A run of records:

** Begin **

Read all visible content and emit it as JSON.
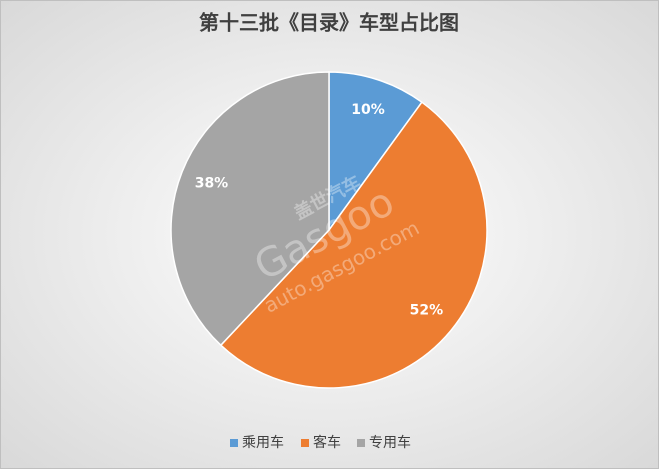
{
  "chart_data": {
    "type": "pie",
    "title": "第十三批《目录》车型占比图",
    "categories": [
      "乘用车",
      "客车",
      "专用车"
    ],
    "values": [
      10,
      52,
      38
    ],
    "value_labels": [
      "10%",
      "52%",
      "38%"
    ],
    "colors": [
      "#5b9bd5",
      "#ed7d31",
      "#a5a5a5"
    ],
    "legend": "bottom",
    "watermark": [
      "盖世汽车",
      "Gasgoo",
      "auto.gasgoo.com"
    ]
  }
}
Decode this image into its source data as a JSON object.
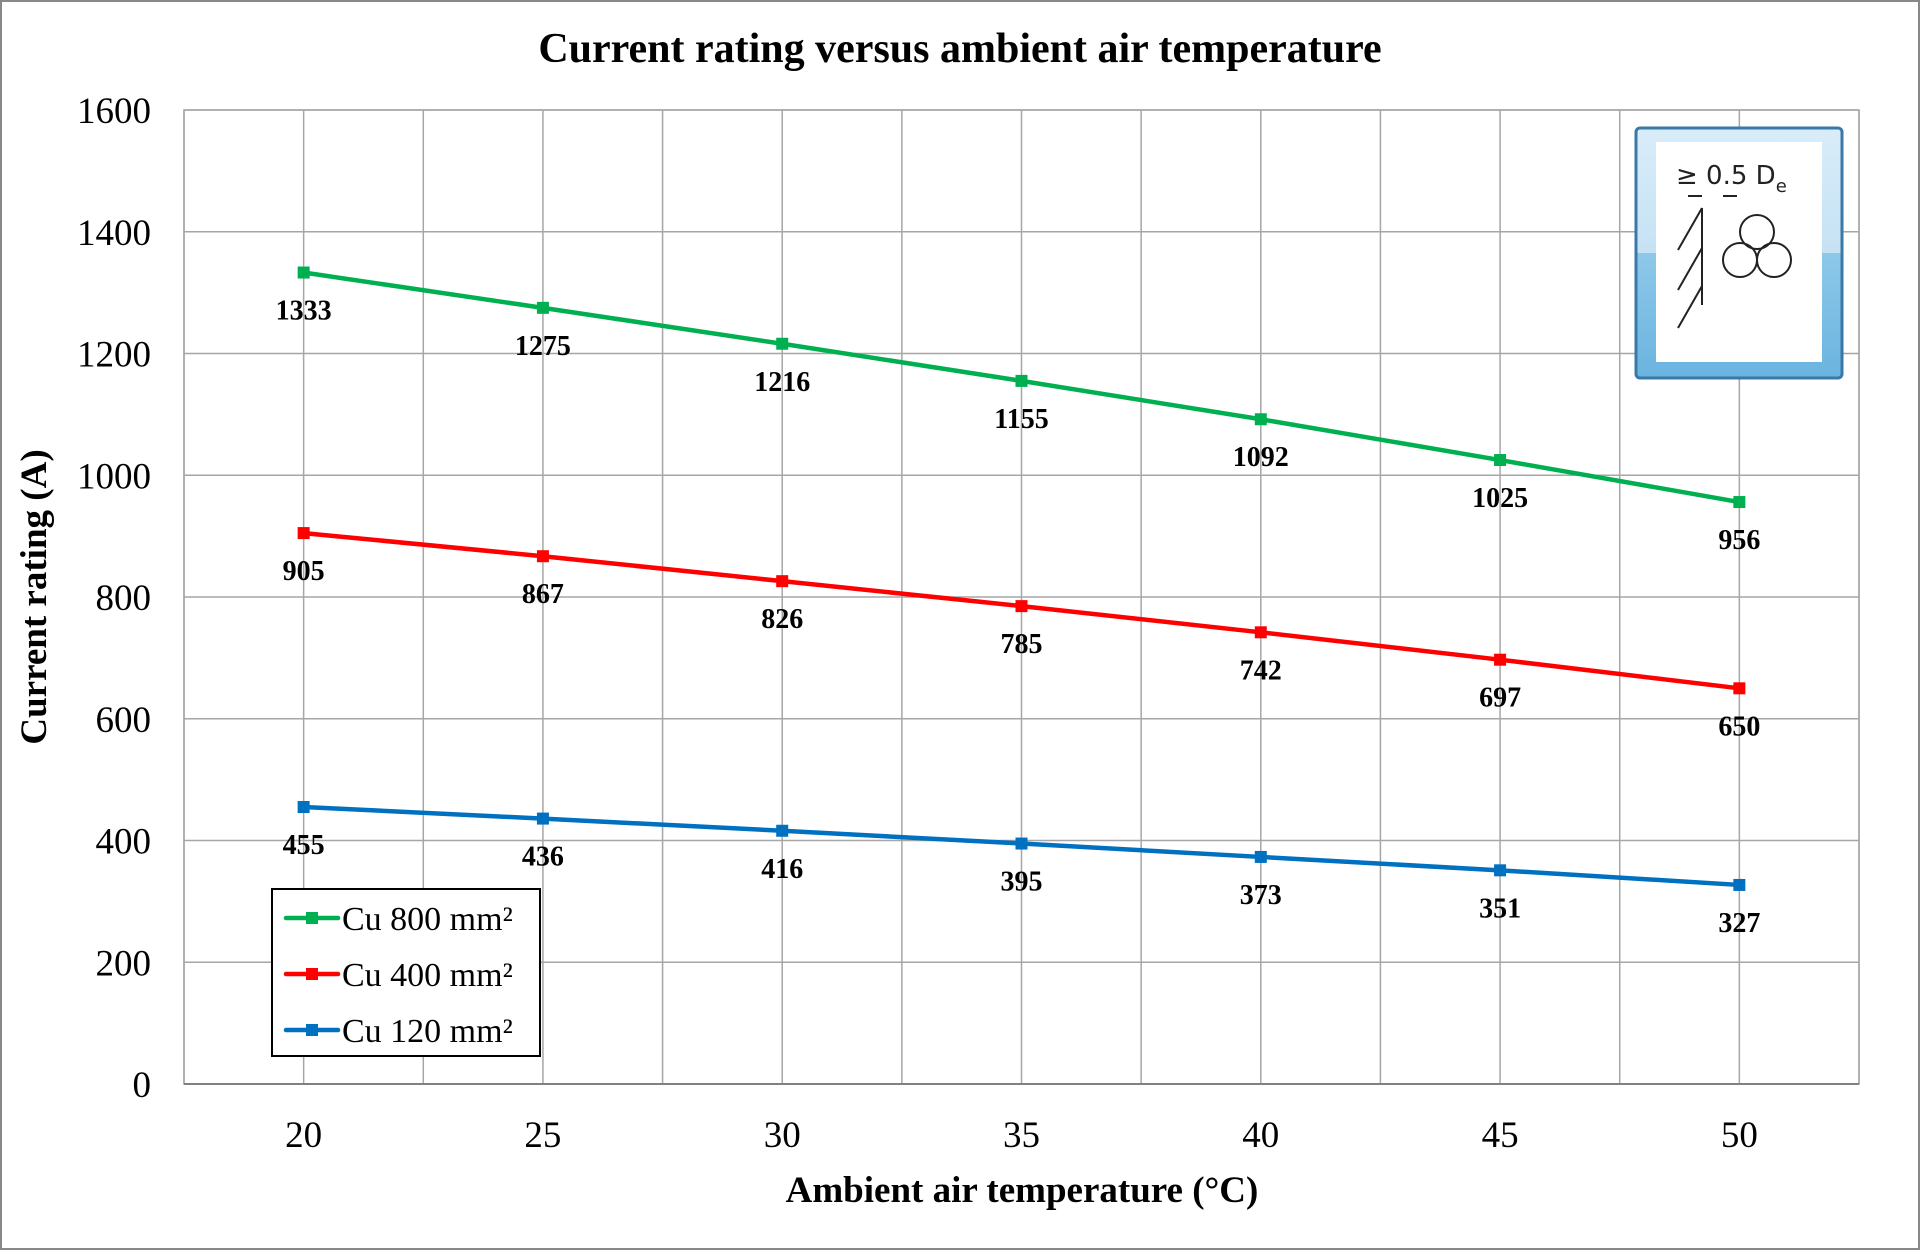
{
  "chart_data": {
    "type": "line",
    "title": "Current rating versus ambient air temperature",
    "xlabel": "Ambient air temperature (°C)",
    "ylabel": "Current rating (A)",
    "categories": [
      20,
      25,
      30,
      35,
      40,
      45,
      50
    ],
    "ylim": [
      0,
      1600
    ],
    "yticks": [
      0,
      200,
      400,
      600,
      800,
      1000,
      1200,
      1400,
      1600
    ],
    "grid": true,
    "legend_position": "bottom-left",
    "series": [
      {
        "name": "Cu 800 mm²",
        "color": "#00b050",
        "values": [
          1333,
          1275,
          1216,
          1155,
          1092,
          1025,
          956
        ]
      },
      {
        "name": "Cu 400 mm²",
        "color": "#ff0000",
        "values": [
          905,
          867,
          826,
          785,
          742,
          697,
          650
        ]
      },
      {
        "name": "Cu 120 mm²",
        "color": "#0070c0",
        "values": [
          455,
          436,
          416,
          395,
          373,
          351,
          327
        ]
      }
    ],
    "inset": {
      "label": "≥ 0.5 D",
      "subscript": "e",
      "icon": "cable-trefoil-clearance-icon"
    }
  }
}
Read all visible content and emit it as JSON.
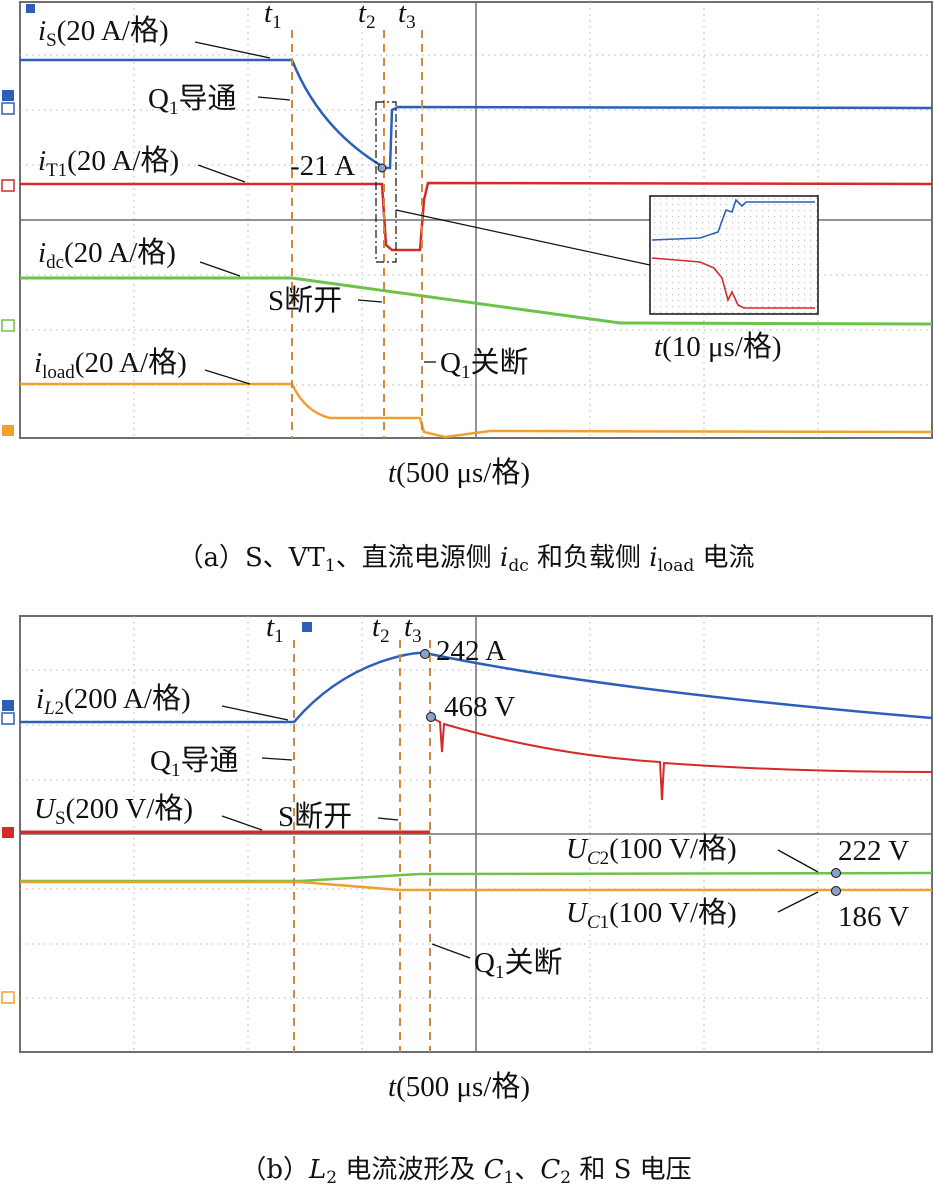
{
  "chart_data": [
    {
      "type": "line",
      "panel": "a",
      "caption": "（a）S、VT₁、直流电源侧 idc 和负载侧 iload 电流",
      "xlabel": "t(500 μs/格)",
      "grid": true,
      "markers": [
        "t1",
        "t2",
        "t3"
      ],
      "series": [
        {
          "name": "iS(20 A/格)",
          "color": "#2d5fb8"
        },
        {
          "name": "iT1(20 A/格)",
          "color": "#d42a2a"
        },
        {
          "name": "idc(20 A/格)",
          "color": "#6cc24a"
        },
        {
          "name": "iload(20 A/格)",
          "color": "#f0a030"
        }
      ],
      "annotations": [
        "Q1导通",
        "-21 A",
        "S断开",
        "Q1关断"
      ],
      "inset": {
        "xlabel": "t(10 μs/格)"
      }
    },
    {
      "type": "line",
      "panel": "b",
      "caption": "（b）L₂ 电流波形及 C₁、C₂ 和 S 电压",
      "xlabel": "t(500 μs/格)",
      "grid": true,
      "markers": [
        "t1",
        "t2",
        "t3"
      ],
      "series": [
        {
          "name": "iL2(200 A/格)",
          "color": "#2d5fb8"
        },
        {
          "name": "US(200 V/格)",
          "color": "#d42a2a"
        },
        {
          "name": "UC2(100 V/格)",
          "color": "#6cc24a"
        },
        {
          "name": "UC1(100 V/格)",
          "color": "#f0a030"
        }
      ],
      "annotations": [
        "Q1导通",
        "S断开",
        "Q1关断",
        "242 A",
        "468 V",
        "222 V",
        "186 V"
      ]
    }
  ],
  "colors": {
    "blue": "#2d5fb8",
    "red": "#d42a2a",
    "green": "#6cc24a",
    "orange": "#f0a030",
    "marker": "#d08a40"
  }
}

** End **

■ REQUIRED TASK
Give only the number of lines in the entries above that contain the string "bottom".

■ SOLUTION
2